Activity => Each record below should be printed exactly as it was written.

Data records =>

┄┄┄┄┄┄

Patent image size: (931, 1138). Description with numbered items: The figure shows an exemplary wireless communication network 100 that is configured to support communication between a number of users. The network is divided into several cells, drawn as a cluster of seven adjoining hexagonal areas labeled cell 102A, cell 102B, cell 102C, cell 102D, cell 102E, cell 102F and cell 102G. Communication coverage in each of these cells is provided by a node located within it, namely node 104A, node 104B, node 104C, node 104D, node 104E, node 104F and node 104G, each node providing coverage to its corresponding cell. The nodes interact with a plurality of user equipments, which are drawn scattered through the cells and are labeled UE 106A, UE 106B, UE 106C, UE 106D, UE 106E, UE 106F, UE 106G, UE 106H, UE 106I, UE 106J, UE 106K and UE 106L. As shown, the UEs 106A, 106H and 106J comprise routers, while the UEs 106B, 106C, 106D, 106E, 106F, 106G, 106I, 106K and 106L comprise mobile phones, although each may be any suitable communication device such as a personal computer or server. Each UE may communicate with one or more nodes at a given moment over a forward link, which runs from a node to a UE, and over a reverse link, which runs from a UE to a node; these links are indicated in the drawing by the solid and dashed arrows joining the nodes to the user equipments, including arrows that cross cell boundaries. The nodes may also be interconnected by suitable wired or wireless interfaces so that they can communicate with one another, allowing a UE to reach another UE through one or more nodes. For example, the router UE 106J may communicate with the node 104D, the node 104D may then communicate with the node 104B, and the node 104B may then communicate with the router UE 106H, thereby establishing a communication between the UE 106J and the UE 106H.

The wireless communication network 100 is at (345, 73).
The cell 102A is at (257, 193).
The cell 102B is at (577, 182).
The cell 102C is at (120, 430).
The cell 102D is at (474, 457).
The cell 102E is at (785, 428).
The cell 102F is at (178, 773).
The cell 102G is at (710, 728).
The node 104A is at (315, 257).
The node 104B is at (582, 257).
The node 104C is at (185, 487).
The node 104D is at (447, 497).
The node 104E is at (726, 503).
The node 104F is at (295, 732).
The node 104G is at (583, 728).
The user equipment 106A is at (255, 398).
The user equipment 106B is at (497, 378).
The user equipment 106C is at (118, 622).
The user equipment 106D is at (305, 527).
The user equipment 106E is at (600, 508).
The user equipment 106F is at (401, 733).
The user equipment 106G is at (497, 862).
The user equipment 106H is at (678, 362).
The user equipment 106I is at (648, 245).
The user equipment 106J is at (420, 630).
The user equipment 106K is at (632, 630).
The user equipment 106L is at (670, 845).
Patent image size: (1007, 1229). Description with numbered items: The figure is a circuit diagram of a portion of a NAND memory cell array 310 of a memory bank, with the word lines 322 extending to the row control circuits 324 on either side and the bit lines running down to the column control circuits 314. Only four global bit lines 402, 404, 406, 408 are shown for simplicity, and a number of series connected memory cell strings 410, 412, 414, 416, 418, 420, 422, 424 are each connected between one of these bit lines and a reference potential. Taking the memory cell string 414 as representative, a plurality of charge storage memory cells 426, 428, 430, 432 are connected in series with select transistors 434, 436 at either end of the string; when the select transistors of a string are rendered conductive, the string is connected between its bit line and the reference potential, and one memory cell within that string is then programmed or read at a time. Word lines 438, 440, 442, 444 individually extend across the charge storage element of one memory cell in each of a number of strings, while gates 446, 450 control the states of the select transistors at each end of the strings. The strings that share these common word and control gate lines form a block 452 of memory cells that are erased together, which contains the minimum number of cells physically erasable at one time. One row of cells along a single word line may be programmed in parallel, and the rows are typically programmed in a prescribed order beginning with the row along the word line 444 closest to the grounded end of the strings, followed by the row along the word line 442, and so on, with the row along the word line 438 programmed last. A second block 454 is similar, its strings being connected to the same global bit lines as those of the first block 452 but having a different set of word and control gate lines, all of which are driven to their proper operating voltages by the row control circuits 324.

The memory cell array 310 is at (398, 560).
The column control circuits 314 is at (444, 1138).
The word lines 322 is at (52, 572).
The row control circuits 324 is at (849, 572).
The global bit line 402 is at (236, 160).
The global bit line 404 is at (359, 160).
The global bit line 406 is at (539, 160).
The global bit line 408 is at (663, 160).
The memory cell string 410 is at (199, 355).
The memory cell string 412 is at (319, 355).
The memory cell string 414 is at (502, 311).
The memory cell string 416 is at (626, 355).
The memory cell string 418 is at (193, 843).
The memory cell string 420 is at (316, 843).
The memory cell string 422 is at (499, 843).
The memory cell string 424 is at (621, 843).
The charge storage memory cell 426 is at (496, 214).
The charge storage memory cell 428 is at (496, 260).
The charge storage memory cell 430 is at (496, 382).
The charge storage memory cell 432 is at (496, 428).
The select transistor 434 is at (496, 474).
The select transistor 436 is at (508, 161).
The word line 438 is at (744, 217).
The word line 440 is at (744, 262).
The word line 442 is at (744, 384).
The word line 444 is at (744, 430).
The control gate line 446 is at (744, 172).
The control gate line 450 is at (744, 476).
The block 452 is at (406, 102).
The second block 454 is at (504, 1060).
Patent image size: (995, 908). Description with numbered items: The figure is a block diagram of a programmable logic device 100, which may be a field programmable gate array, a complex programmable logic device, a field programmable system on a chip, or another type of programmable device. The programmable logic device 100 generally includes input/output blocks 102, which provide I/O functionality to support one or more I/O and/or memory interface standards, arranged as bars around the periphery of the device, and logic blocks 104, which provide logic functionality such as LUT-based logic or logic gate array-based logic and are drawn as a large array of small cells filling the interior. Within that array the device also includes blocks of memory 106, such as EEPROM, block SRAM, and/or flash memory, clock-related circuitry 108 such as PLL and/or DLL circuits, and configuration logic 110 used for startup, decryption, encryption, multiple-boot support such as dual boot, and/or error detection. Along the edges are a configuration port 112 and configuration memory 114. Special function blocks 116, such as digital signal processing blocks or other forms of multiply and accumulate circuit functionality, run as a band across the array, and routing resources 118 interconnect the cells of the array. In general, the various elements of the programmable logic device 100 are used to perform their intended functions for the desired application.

┄┄┄┄┄┄

Result of this exercise =>
Patent image size: (931, 1138). Description with numbered items: The figure shows an exemplary wireless communication network 100 that is configured to support communication between a number of users. The network is divided into several cells, drawn as a cluster of seven adjoining hexagonal areas labeled cell 102A, cell 102B, cell 102C, cell 102D, cell 102E, cell 102F and cell 102G. Communication coverage in each of these cells is provided by a node located within it, namely node 104A, node 104B, node 104C, node 104D, node 104E, node 104F and node 104G, each node providing coverage to its corresponding cell. The nodes interact with a plurality of user equipments, which are drawn scattered through the cells and are labeled UE 106A, UE 106B, UE 106C, UE 106D, UE 106E, UE 106F, UE 106G, UE 106H, UE 106I, UE 106J, UE 106K and UE 106L. As shown, the UEs 106A, 106H and 106J comprise routers, while the UEs 106B, 106C, 106D, 106E, 106F, 106G, 106I, 106K and 106L comprise mobile phones, although each may be any suitable communication device such as a personal computer or server. Each UE may communicate with one or more nodes at a given moment over a forward link, which runs from a node to a UE, and over a reverse link, which runs from a UE to a node; these links are indicated in the drawing by the solid and dashed arrows joining the nodes to the user equipments, including arrows that cross cell boundaries. The nodes may also be interconnected by suitable wired or wireless interfaces so that they can communicate with one another, allowing a UE to reach another UE through one or more nodes. For example, the router UE 106J may communicate with the node 104D, the node 104D may then communicate with the node 104B, and the node 104B may then communicate with the router UE 106H, thereby establishing a communication between the UE 106J and the UE 106H.

The wireless communication network 100 is at (345, 73).
The cell 102A is at (257, 193).
The cell 102B is at (577, 182).
The cell 102C is at (120, 430).
The cell 102D is at (474, 457).
The cell 102E is at (785, 428).
The cell 102F is at (178, 773).
The cell 102G is at (710, 728).
The node 104A is at (315, 257).
The node 104B is at (582, 257).
The node 104C is at (185, 487).
The node 104D is at (447, 497).
The node 104E is at (726, 503).
The node 104F is at (295, 732).
The node 104G is at (583, 728).
The user equipment 106A is at (255, 398).
The user equipment 106B is at (497, 378).
The user equipment 106C is at (118, 622).
The user equipment 106D is at (305, 527).
The user equipment 106E is at (600, 508).
The user equipment 106F is at (401, 733).
The user equipment 106G is at (497, 862).
The user equipment 106H is at (678, 362).
The user equipment 106I is at (648, 245).
The user equipment 106J is at (420, 630).
The user equipment 106K is at (632, 630).
The user equipment 106L is at (670, 845).
Patent image size: (1007, 1229). Description with numbered items: The figure is a circuit diagram of a portion of a NAND memory cell array 310 of a memory bank, with the word lines 322 extending to the row control circuits 324 on either side and the bit lines running down to the column control circuits 314. Only four global bit lines 402, 404, 406, 408 are shown for simplicity, and a number of series connected memory cell strings 410, 412, 414, 416, 418, 420, 422, 424 are each connected between one of these bit lines and a reference potential. Taking the memory cell string 414 as representative, a plurality of charge storage memory cells 426, 428, 430, 432 are connected in series with select transistors 434, 436 at either end of the string; when the select transistors of a string are rendered conductive, the string is connected between its bit line and the reference potential, and one memory cell within that string is then programmed or read at a time. Word lines 438, 440, 442, 444 individually extend across the charge storage element of one memory cell in each of a number of strings, while gates 446, 450 control the states of the select transistors at each end of the strings. The strings that share these common word and control gate lines form a block 452 of memory cells that are erased together, which contains the minimum number of cells physically erasable at one time. One row of cells along a single word line may be programmed in parallel, and the rows are typically programmed in a prescribed order beginning with the row along the word line 444 closest to the grounded end of the strings, followed by the row along the word line 442, and so on, with the row along the word line 438 programmed last. A second block 454 is similar, its strings being connected to the same global bit lines as those of the first block 452 but having a different set of word and control gate lines, all of which are driven to their proper operating voltages by the row control circuits 324.

The memory cell array 310 is at (398, 560).
The column control circuits 314 is at (444, 1138).
The word lines 322 is at (52, 572).
The row control circuits 324 is at (849, 572).
The global bit line 402 is at (236, 160).
The global bit line 404 is at (359, 160).
The global bit line 406 is at (539, 160).
The global bit line 408 is at (663, 160).
The memory cell string 410 is at (199, 355).
The memory cell string 412 is at (319, 355).
The memory cell string 414 is at (502, 311).
The memory cell string 416 is at (626, 355).
The memory cell string 418 is at (193, 843).
The memory cell string 420 is at (316, 843).
The memory cell string 422 is at (499, 843).
The memory cell string 424 is at (621, 843).
The charge storage memory cell 426 is at (496, 214).
The charge storage memory cell 428 is at (496, 260).
The charge storage memory cell 430 is at (496, 382).
The charge storage memory cell 432 is at (496, 428).
The select transistor 434 is at (496, 474).
The select transistor 436 is at (508, 161).
The word line 438 is at (744, 217).
The word line 440 is at (744, 262).
The word line 442 is at (744, 384).
The word line 444 is at (744, 430).
The control gate line 446 is at (744, 172).
The control gate line 450 is at (744, 476).
The block 452 is at (406, 102).
The second block 454 is at (504, 1060).
Patent image size: (995, 908). Description with numbered items: The figure is a block diagram of a programmable logic device 100, which may be a field programmable gate array, a complex programmable logic device, a field programmable system on a chip, or another type of programmable device. The programmable logic device 100 generally includes input/output blocks 102, which provide I/O functionality to support one or more I/O and/or memory interface standards, arranged as bars around the periphery of the device, and logic blocks 104, which provide logic functionality such as LUT-based logic or logic gate array-based logic and are drawn as a large array of small cells filling the interior. Within that array the device also includes blocks of memory 106, such as EEPROM, block SRAM, and/or flash memory, clock-related circuitry 108 such as PLL and/or DLL circuits, and configuration logic 110 used for startup, decryption, encryption, multiple-boot support such as dual boot, and/or error detection. Along the edges are a configuration port 112 and configuration memory 114. Special function blocks 116, such as digital signal processing blocks or other forms of multiply and accumulate circuit functionality, run as a band across the array, and routing resources 118 interconnect the cells of the array. In general, the various elements of the programmable logic device 100 are used to perform their intended functions for the desired application.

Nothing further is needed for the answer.